Quote all entries exactly, leaving pictures aside.

----------

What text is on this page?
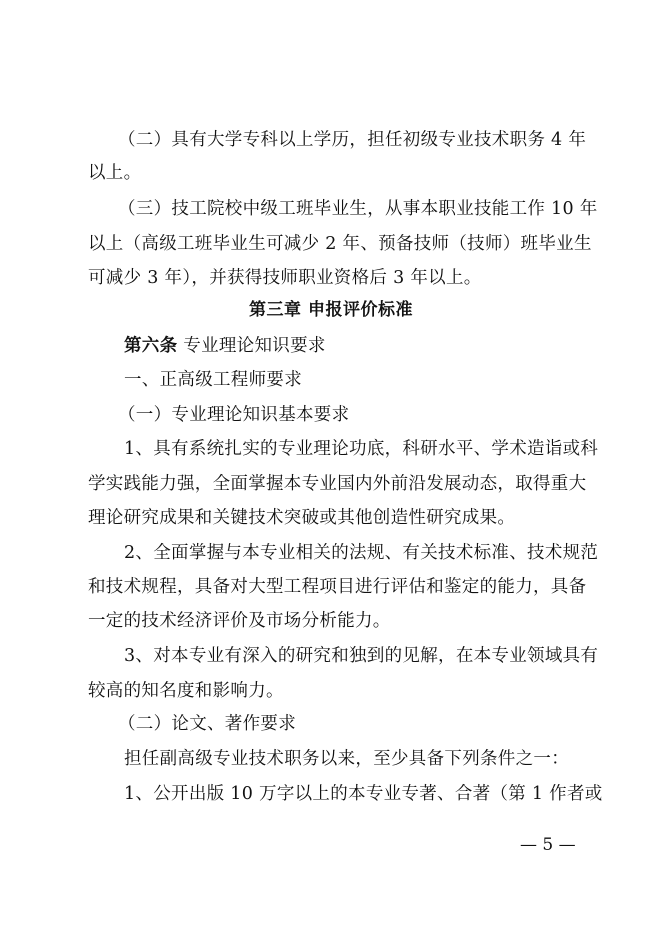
（二）具有大学专科以上学历，担任初级专业技术职务 4 年
以上。
（三）技工院校中级工班毕业生，从事本职业技能工作 10 年
以上（高级工班毕业生可减少 2 年、预备技师（技师）班毕业生
可减少 3 年），并获得技师职业资格后 3 年以上。
第三章 申报评价标准
第六条 专业理论知识要求
一、正高级工程师要求
（一）专业理论知识基本要求
1、具有系统扎实的专业理论功底，科研水平、学术造诣或科
学实践能力强，全面掌握本专业国内外前沿发展动态，取得重大
理论研究成果和关键技术突破或其他创造性研究成果。
2、全面掌握与本专业相关的法规、有关技术标准、技术规范
和技术规程，具备对大型工程项目进行评估和鉴定的能力，具备
一定的技术经济评价及市场分析能力。
3、对本专业有深入的研究和独到的见解，在本专业领域具有
较高的知名度和影响力。
（二）论文、著作要求
担任副高级专业技术职务以来，至少具备下列条件之一：
1、公开出版 10 万字以上的本专业专著、合著（第 1 作者或
— 5 —
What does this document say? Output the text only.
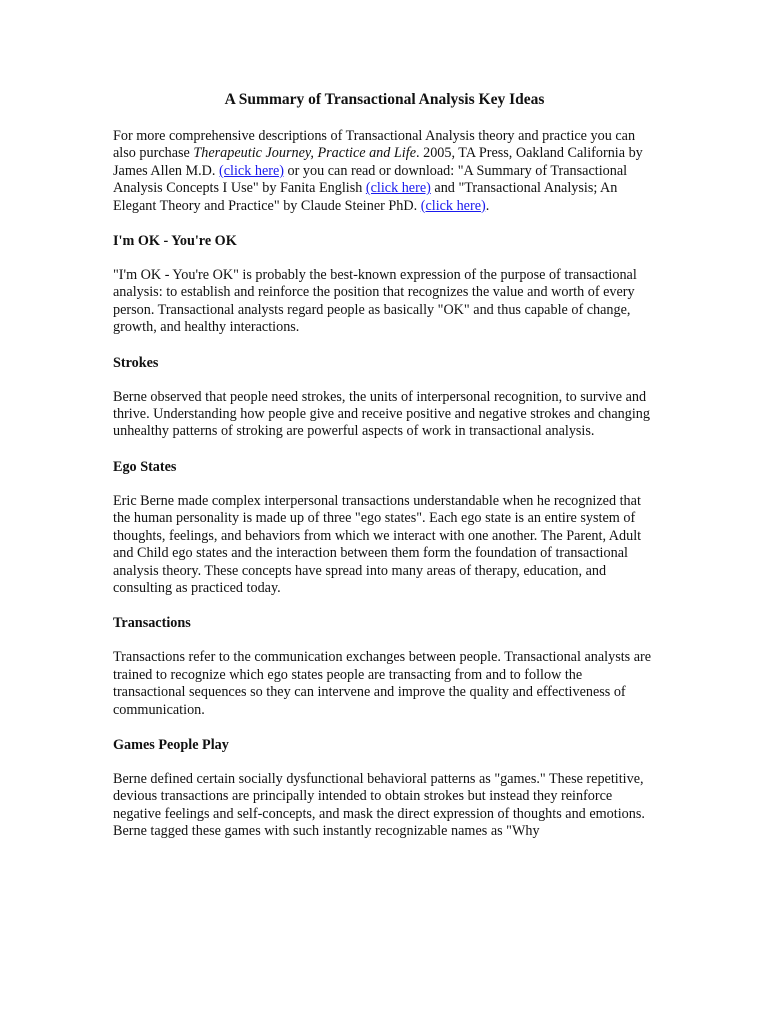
A Summary of Transactional Analysis Key Ideas

For more comprehensive descriptions of Transactional Analysis theory and practice you can also purchase Therapeutic Journey, Practice and Life. 2005, TA Press, Oakland California by James Allen M.D. (click here) or you can read or download: "A Summary of Transactional Analysis Concepts I Use" by Fanita English (click here) and "Transactional Analysis; An Elegant Theory and Practice" by Claude Steiner PhD. (click here).

I'm OK - You're OK

"I'm OK - You're OK" is probably the best-known expression of the purpose of transactional analysis: to establish and reinforce the position that recognizes the value and worth of every person. Transactional analysts regard people as basically "OK" and thus capable of change, growth, and healthy interactions.

Strokes

Berne observed that people need strokes, the units of interpersonal recognition, to survive and thrive. Understanding how people give and receive positive and negative strokes and changing unhealthy patterns of stroking are powerful aspects of work in transactional analysis.

Ego States

Eric Berne made complex interpersonal transactions understandable when he recognized that the human personality is made up of three "ego states". Each ego state is an entire system of thoughts, feelings, and behaviors from which we interact with one another. The Parent, Adult and Child ego states and the interaction between them form the foundation of transactional analysis theory. These concepts have spread into many areas of therapy, education, and consulting as practiced today.

Transactions

Transactions refer to the communication exchanges between people. Transactional analysts are trained to recognize which ego states people are transacting from and to follow the transactional sequences so they can intervene and improve the quality and effectiveness of communication.

Games People Play

Berne defined certain socially dysfunctional behavioral patterns as "games." These repetitive, devious transactions are principally intended to obtain strokes but instead they reinforce negative feelings and self-concepts, and mask the direct expression of thoughts and emotions. Berne tagged these games with such instantly recognizable names as "Why
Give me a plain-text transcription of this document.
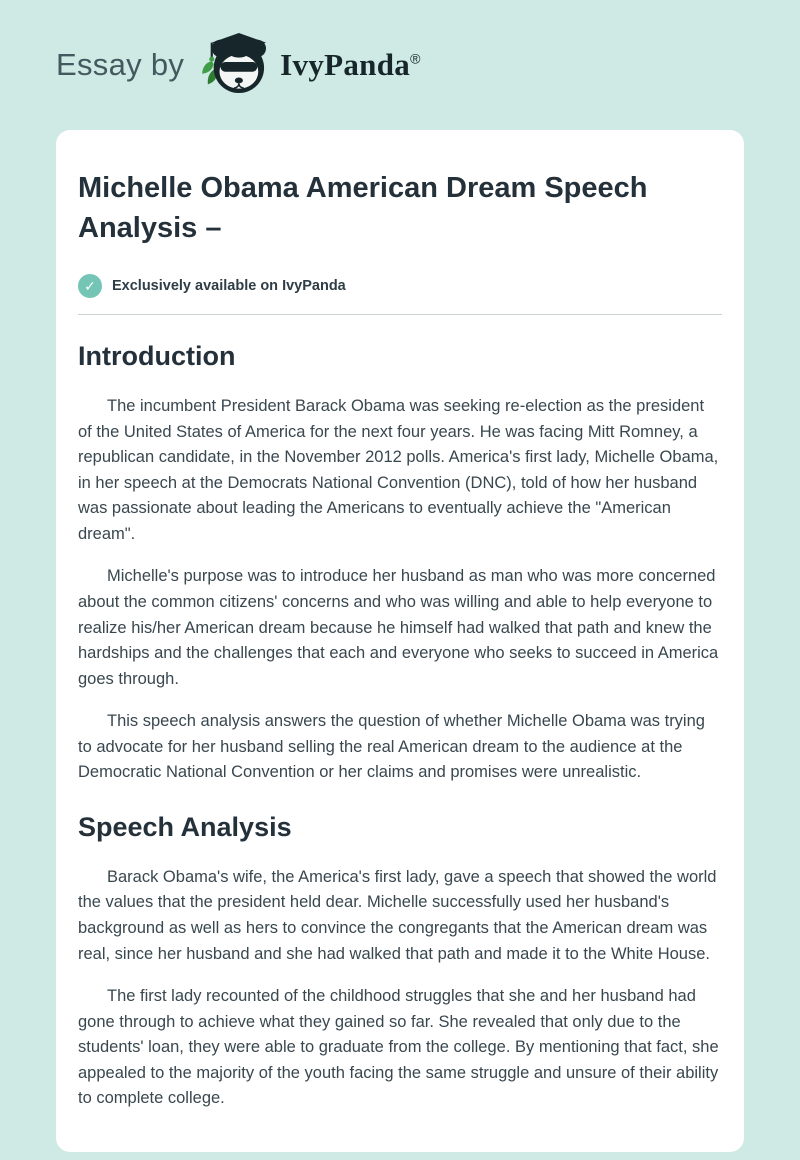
Essay by	IvyPanda®
Michelle Obama American Dream Speech Analysis –
✓	Exclusively available on IvyPanda
Introduction

The incumbent President Barack Obama was seeking re-election as the president of the United States of America for the next four years. He was facing Mitt Romney, a republican candidate, in the November 2012 polls. America's first lady, Michelle Obama, in her speech at the Democrats National Convention (DNC), told of how her husband was passionate about leading the Americans to eventually achieve the "American dream".

Michelle's purpose was to introduce her husband as man who was more concerned about the common citizens' concerns and who was willing and able to help everyone to realize his/her American dream because he himself had walked that path and knew the hardships and the challenges that each and everyone who seeks to succeed in America goes through.

This speech analysis answers the question of whether Michelle Obama was trying to advocate for her husband selling the real American dream to the audience at the Democratic National Convention or her claims and promises were unrealistic.

Speech Analysis

Barack Obama's wife, the America's first lady, gave a speech that showed the world the values that the president held dear. Michelle successfully used her husband's background as well as hers to convince the congregants that the American dream was real, since her husband and she had walked that path and made it to the White House.

The first lady recounted of the childhood struggles that she and her husband had gone through to achieve what they gained so far. She revealed that only due to the students' loan, they were able to graduate from the college. By mentioning that fact, she appealed to the majority of the youth facing the same struggle and unsure of their ability to complete college.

----------

→ WRITTEN ANSWER:
What text is on this page?
（二）具有大学专科以上学历，担任初级专业技术职务 4 年
以上。
（三）技工院校中级工班毕业生，从事本职业技能工作 10 年
以上（高级工班毕业生可减少 2 年、预备技师（技师）班毕业生
可减少 3 年），并获得技师职业资格后 3 年以上。
第三章 申报评价标准
第六条 专业理论知识要求
一、正高级工程师要求
（一）专业理论知识基本要求
1、具有系统扎实的专业理论功底，科研水平、学术造诣或科
学实践能力强，全面掌握本专业国内外前沿发展动态，取得重大
理论研究成果和关键技术突破或其他创造性研究成果。
2、全面掌握与本专业相关的法规、有关技术标准、技术规范
和技术规程，具备对大型工程项目进行评估和鉴定的能力，具备
一定的技术经济评价及市场分析能力。
3、对本专业有深入的研究和独到的见解，在本专业领域具有
较高的知名度和影响力。
（二）论文、著作要求
担任副高级专业技术职务以来，至少具备下列条件之一：
1、公开出版 10 万字以上的本专业专著、合著（第 1 作者或
— 5 —
What does this document say? Output the text only.
A Summary of Transactional Analysis Key Ideas

For more comprehensive descriptions of Transactional Analysis theory and practice you can also purchase Therapeutic Journey, Practice and Life. 2005, TA Press, Oakland California by James Allen M.D. (click here) or you can read or download: "A Summary of Transactional Analysis Concepts I Use" by Fanita English (click here) and "Transactional Analysis; An Elegant Theory and Practice" by Claude Steiner PhD. (click here).

I'm OK - You're OK

"I'm OK - You're OK" is probably the best-known expression of the purpose of transactional analysis: to establish and reinforce the position that recognizes the value and worth of every person. Transactional analysts regard people as basically "OK" and thus capable of change, growth, and healthy interactions.

Strokes

Berne observed that people need strokes, the units of interpersonal recognition, to survive and thrive. Understanding how people give and receive positive and negative strokes and changing unhealthy patterns of stroking are powerful aspects of work in transactional analysis.

Ego States

Eric Berne made complex interpersonal transactions understandable when he recognized that the human personality is made up of three "ego states". Each ego state is an entire system of thoughts, feelings, and behaviors from which we interact with one another. The Parent, Adult and Child ego states and the interaction between them form the foundation of transactional analysis theory. These concepts have spread into many areas of therapy, education, and consulting as practiced today.

Transactions

Transactions refer to the communication exchanges between people. Transactional analysts are trained to recognize which ego states people are transacting from and to follow the transactional sequences so they can intervene and improve the quality and effectiveness of communication.

Games People Play

Berne defined certain socially dysfunctional behavioral patterns as "games." These repetitive, devious transactions are principally intended to obtain strokes but instead they reinforce negative feelings and self-concepts, and mask the direct expression of thoughts and emotions. Berne tagged these games with such instantly recognizable names as "Why
Give me a plain-text transcription of this document.
Essay by	IvyPanda®
Michelle Obama American Dream Speech Analysis –
✓	Exclusively available on IvyPanda
Introduction

The incumbent President Barack Obama was seeking re-election as the president of the United States of America for the next four years. He was facing Mitt Romney, a republican candidate, in the November 2012 polls. America's first lady, Michelle Obama, in her speech at the Democrats National Convention (DNC), told of how her husband was passionate about leading the Americans to eventually achieve the "American dream".

Michelle's purpose was to introduce her husband as man who was more concerned about the common citizens' concerns and who was willing and able to help everyone to realize his/her American dream because he himself had walked that path and knew the hardships and the challenges that each and everyone who seeks to succeed in America goes through.

This speech analysis answers the question of whether Michelle Obama was trying to advocate for her husband selling the real American dream to the audience at the Democratic National Convention or her claims and promises were unrealistic.

Speech Analysis

Barack Obama's wife, the America's first lady, gave a speech that showed the world the values that the president held dear. Michelle successfully used her husband's background as well as hers to convince the congregants that the American dream was real, since her husband and she had walked that path and made it to the White House.

The first lady recounted of the childhood struggles that she and her husband had gone through to achieve what they gained so far. She revealed that only due to the students' loan, they were able to graduate from the college. By mentioning that fact, she appealed to the majority of the youth facing the same struggle and unsure of their ability to complete college.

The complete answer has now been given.